WORK REQUIRED:
Find "Convert this screenshot" in the material, then return exactly the line containing it and all lines after it to the end, leaving out pictures.

(Data items)
◆ ◆ ◆ ◆ ◆

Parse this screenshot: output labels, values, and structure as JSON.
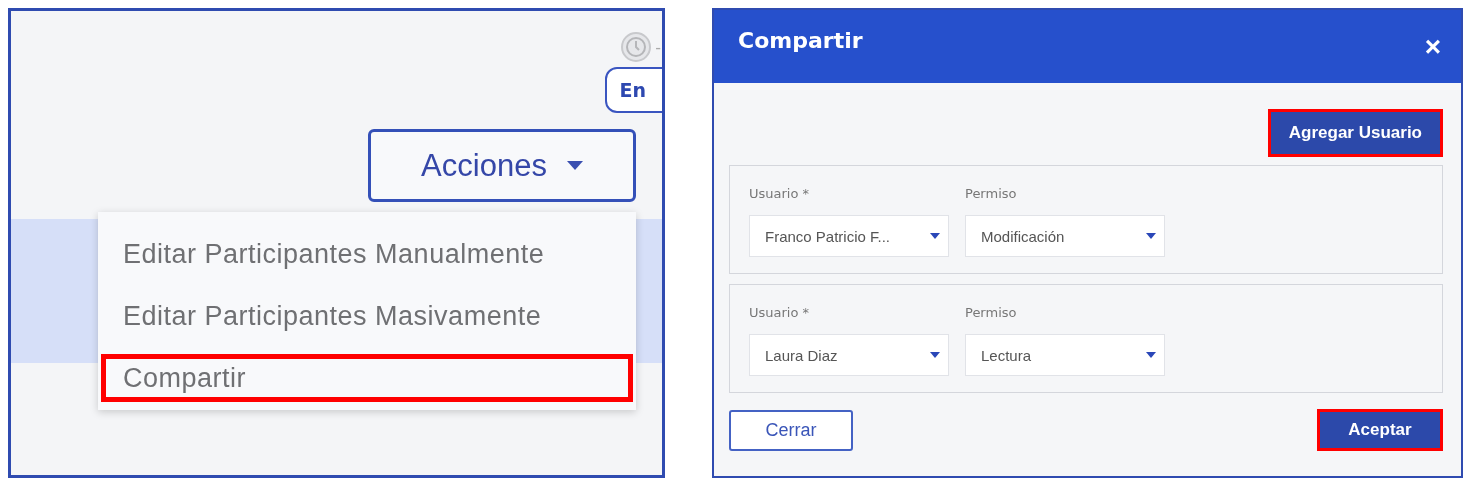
{
  "left_panel": {
    "time_text": "-",
    "status_badge": "En",
    "actions_button": "Acciones",
    "menu": {
      "items": [
        {
          "label": "Editar Participantes Manualmente",
          "highlighted": false
        },
        {
          "label": "Editar Participantes Masivamente",
          "highlighted": false
        },
        {
          "label": "Compartir",
          "highlighted": true
        }
      ]
    }
  },
  "dialog": {
    "title": "Compartir",
    "close": "×",
    "add_button": {
      "label": "Agregar Usuario",
      "highlighted": true
    },
    "entries": [
      {
        "user_label": "Usuario *",
        "user": "Franco Patricio F...",
        "permission_label": "Permiso",
        "permission": "Modificación"
      },
      {
        "user_label": "Usuario *",
        "user": "Laura Diaz",
        "permission_label": "Permiso",
        "permission": "Lectura"
      }
    ],
    "buttons": [
      {
        "label": "Cerrar",
        "kind": "secondary",
        "highlighted": false
      },
      {
        "label": "Aceptar",
        "kind": "primary",
        "highlighted": true
      }
    ]
  }
}
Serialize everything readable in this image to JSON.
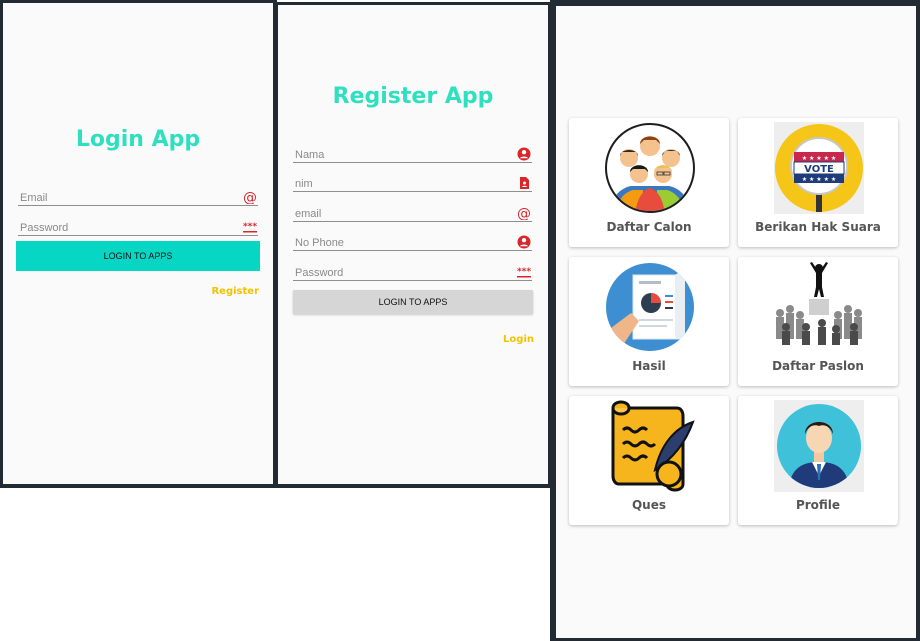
{
  "login": {
    "title": "Login App",
    "email_label": "Email",
    "password_label": "Password",
    "button_label": "LOGIN TO APPS",
    "register_link": "Register",
    "button_color": "#08d6c4"
  },
  "register": {
    "title": "Register App",
    "fields": [
      "Nama",
      "nim",
      "email",
      "No Phone",
      "Password"
    ],
    "button_label": "LOGIN TO APPS",
    "login_link": "Login",
    "button_color": "#d6d6d6"
  },
  "menu": {
    "cards": [
      {
        "label": "Daftar Calon",
        "icon": "candidates-group-icon"
      },
      {
        "label": "Berikan Hak Suara",
        "icon": "vote-badge-icon"
      },
      {
        "label": "Hasil",
        "icon": "report-chart-icon"
      },
      {
        "label": "Daftar Paslon",
        "icon": "crowd-leader-icon"
      },
      {
        "label": "Ques",
        "icon": "scroll-quill-icon"
      },
      {
        "label": "Profile",
        "icon": "user-avatar-icon"
      }
    ],
    "vote_badge_text": "VOTE"
  },
  "colors": {
    "accent_title": "#2fe0c0",
    "icon_red": "#d8262b",
    "link_yellow": "#f2c300",
    "frame": "#222a33"
  }
}
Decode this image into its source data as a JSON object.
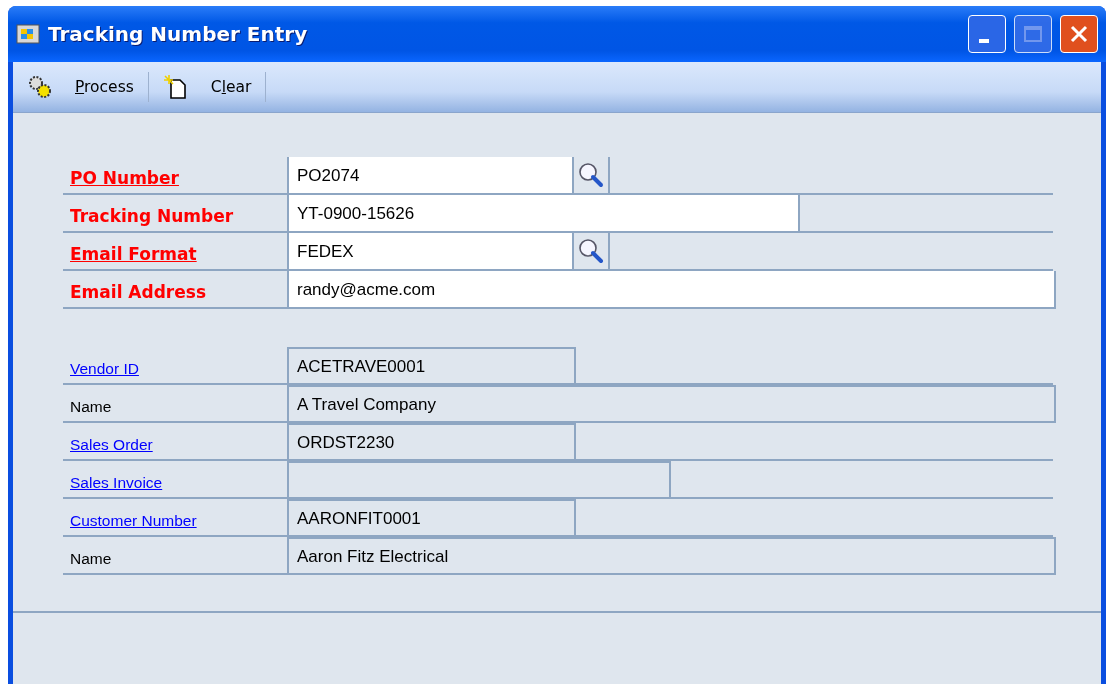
{
  "window": {
    "title": "Tracking Number Entry"
  },
  "toolbar": [
    {
      "mnemonic": "P",
      "after": "rocess",
      "kind": "process"
    },
    {
      "before": "C",
      "mnemonic": "l",
      "after": "ear",
      "kind": "clear"
    }
  ],
  "entry_fields": [
    {
      "label": "PO Number",
      "kind": "required_link",
      "value": "PO2074",
      "lookup": true,
      "disabled": false
    },
    {
      "label": "Tracking Number",
      "kind": "required",
      "value": "YT-0900-15626",
      "lookup": false,
      "disabled": false
    },
    {
      "label": "Email Format",
      "kind": "required_link",
      "value": "FEDEX",
      "lookup": true,
      "disabled": false
    },
    {
      "label": "Email Address",
      "kind": "required",
      "value": "randy@acme.com",
      "lookup": false,
      "disabled": false
    }
  ],
  "info_fields": [
    {
      "label": "Vendor ID",
      "kind": "link",
      "value": "ACETRAVE0001",
      "disabled": true
    },
    {
      "label": "Name",
      "kind": "plain",
      "value": "A Travel Company",
      "disabled": true
    },
    {
      "label": "Sales Order",
      "kind": "link",
      "value": "ORDST2230",
      "disabled": true
    },
    {
      "label": "Sales Invoice",
      "kind": "link",
      "disabled": true
    },
    {
      "label": "Customer Number",
      "kind": "link",
      "value": "AARONFIT0001",
      "disabled": true
    },
    {
      "label": "Name",
      "kind": "plain",
      "value": "Aaron Fitz Electrical",
      "disabled": true
    }
  ]
}
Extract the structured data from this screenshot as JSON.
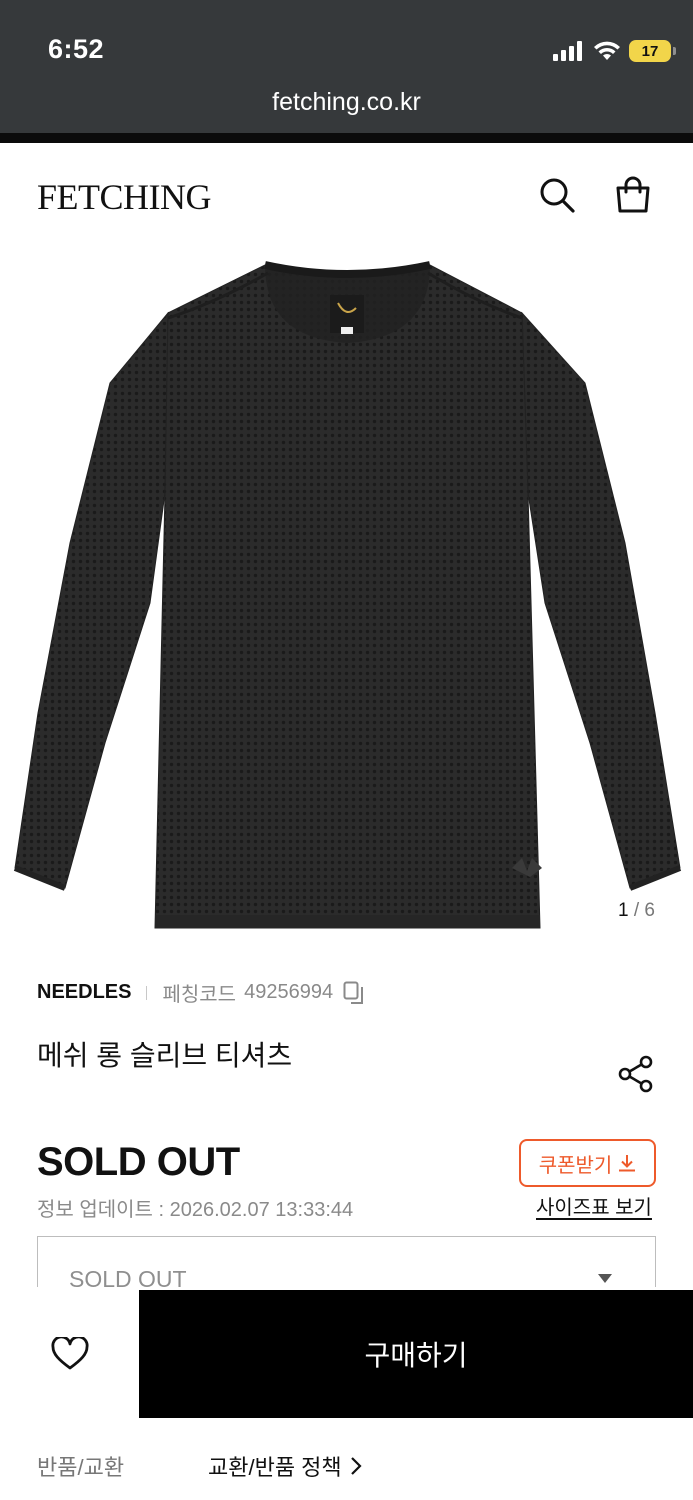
{
  "status_bar": {
    "time": "6:52",
    "battery": "17",
    "icons": [
      "signal-icon",
      "wifi-icon",
      "battery-icon"
    ]
  },
  "browser": {
    "url": "fetching.co.kr"
  },
  "header": {
    "logo": "FETCHING",
    "icons": [
      "search-icon",
      "shopping-bag-icon"
    ]
  },
  "gallery": {
    "current": "1",
    "separator": "/",
    "total": "6"
  },
  "product": {
    "brand": "NEEDLES",
    "code_label": "페칭코드",
    "code": "49256994",
    "name": "메쉬 롱 슬리브 티셔츠",
    "price": "SOLD OUT",
    "updated": "정보 업데이트 : 2026.02.07 13:33:44",
    "coupon_label": "쿠폰받기",
    "size_chart_label": "사이즈표 보기",
    "option_value": "SOLD OUT"
  },
  "purchase": {
    "buy_label": "구매하기"
  },
  "policy": {
    "label": "반품/교환",
    "link": "교환/반품 정책"
  },
  "colors": {
    "accent": "#ee5a2b",
    "chrome": "#36393b",
    "battery": "#f2d54a",
    "shirt": "#2b2b2b"
  }
}
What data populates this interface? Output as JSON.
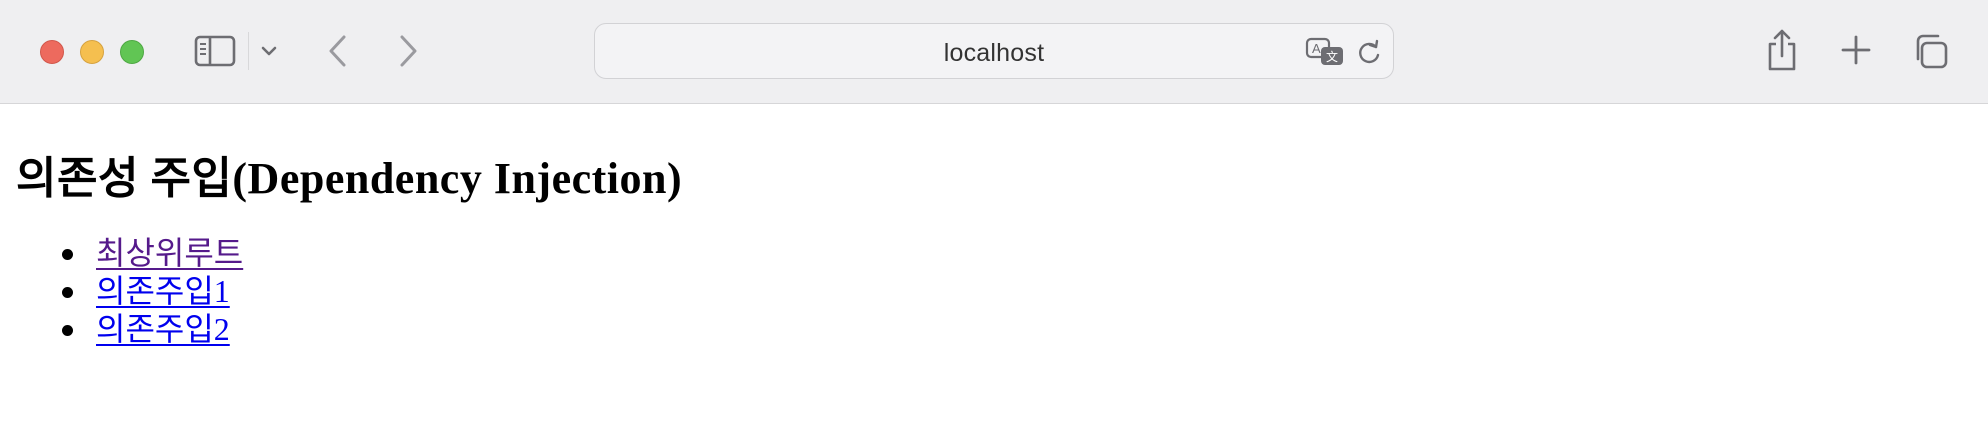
{
  "browser": {
    "address": "localhost",
    "icons": {
      "close": "close-window-icon",
      "minimize": "minimize-window-icon",
      "zoom": "zoom-window-icon",
      "sidebar": "sidebar-icon",
      "chevron": "chevron-down-icon",
      "back": "back-arrow-icon",
      "forward": "forward-arrow-icon",
      "translate": "translate-icon",
      "reload": "reload-icon",
      "share": "share-icon",
      "new_tab": "plus-icon",
      "tabs": "tab-overview-icon"
    },
    "colors": {
      "close": "#ed6a5e",
      "minimize": "#f5bf4f",
      "zoom": "#61c554",
      "toolbar": "#efeff1"
    }
  },
  "page": {
    "title": "의존성 주입(Dependency Injection)",
    "links": [
      {
        "label": "최상위루트",
        "visited": true
      },
      {
        "label": "의존주입1",
        "visited": false
      },
      {
        "label": "의존주입2",
        "visited": false
      }
    ],
    "colors": {
      "visited_link": "#551a8b",
      "link": "#0000ee"
    }
  }
}
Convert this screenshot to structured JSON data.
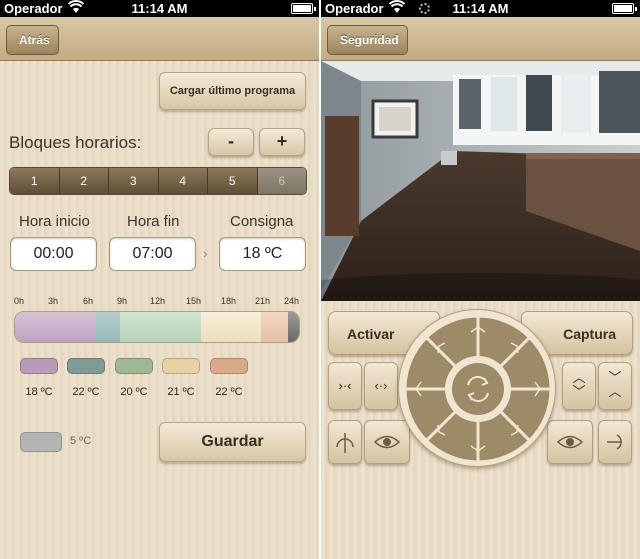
{
  "status_left": {
    "carrier": "Operador",
    "time": "11:14 AM"
  },
  "status_right": {
    "carrier": "Operador",
    "time": "11:14 AM"
  },
  "left": {
    "back_label": "Atrás",
    "load_button": "Cargar último programa",
    "blocks_label": "Bloques horarios:",
    "minus": "-",
    "plus": "+",
    "blocks": [
      "1",
      "2",
      "3",
      "4",
      "5",
      "6"
    ],
    "start_label": "Hora inicio",
    "end_label": "Hora fin",
    "setpoint_label": "Consigna",
    "start_value": "00:00",
    "end_value": "07:00",
    "setpoint_value": "18 ºC",
    "ticks": [
      "0h",
      "3h",
      "6h",
      "9h",
      "12h",
      "15h",
      "18h",
      "21h",
      "24h"
    ],
    "swatches": [
      {
        "color": "#b89bb8",
        "temp": "18 ºC"
      },
      {
        "color": "#7f9b95",
        "temp": "22 ºC"
      },
      {
        "color": "#9fb892",
        "temp": "20 ºC"
      },
      {
        "color": "#e6d2a4",
        "temp": "21 ºC"
      },
      {
        "color": "#d9a98a",
        "temp": "22 ºC"
      }
    ],
    "off_swatch": {
      "color": "#b4b4b4",
      "temp": "5 ºC"
    },
    "save_button": "Guardar"
  },
  "right": {
    "back_label": "Seguridad",
    "activate_label": "Activar",
    "capture_label": "Captura"
  },
  "colors": {
    "accent": "#8a7658",
    "wheel": "#9d8a67",
    "bg": "#e8dcc6"
  }
}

◆ ◆ ◆ ◆ ◆

CORRECT RESULT:
Convert this screenshot to structured JSON data.
{
  "status_left": {
    "carrier": "Operador",
    "time": "11:14 AM"
  },
  "status_right": {
    "carrier": "Operador",
    "time": "11:14 AM"
  },
  "left": {
    "back_label": "Atrás",
    "load_button": "Cargar último programa",
    "blocks_label": "Bloques horarios:",
    "minus": "-",
    "plus": "+",
    "blocks": [
      "1",
      "2",
      "3",
      "4",
      "5",
      "6"
    ],
    "start_label": "Hora inicio",
    "end_label": "Hora fin",
    "setpoint_label": "Consigna",
    "start_value": "00:00",
    "end_value": "07:00",
    "setpoint_value": "18 ºC",
    "ticks": [
      "0h",
      "3h",
      "6h",
      "9h",
      "12h",
      "15h",
      "18h",
      "21h",
      "24h"
    ],
    "swatches": [
      {
        "color": "#b89bb8",
        "temp": "18 ºC"
      },
      {
        "color": "#7f9b95",
        "temp": "22 ºC"
      },
      {
        "color": "#9fb892",
        "temp": "20 ºC"
      },
      {
        "color": "#e6d2a4",
        "temp": "21 ºC"
      },
      {
        "color": "#d9a98a",
        "temp": "22 ºC"
      }
    ],
    "off_swatch": {
      "color": "#b4b4b4",
      "temp": "5 ºC"
    },
    "save_button": "Guardar"
  },
  "right": {
    "back_label": "Seguridad",
    "activate_label": "Activar",
    "capture_label": "Captura"
  },
  "colors": {
    "accent": "#8a7658",
    "wheel": "#9d8a67",
    "bg": "#e8dcc6"
  }
}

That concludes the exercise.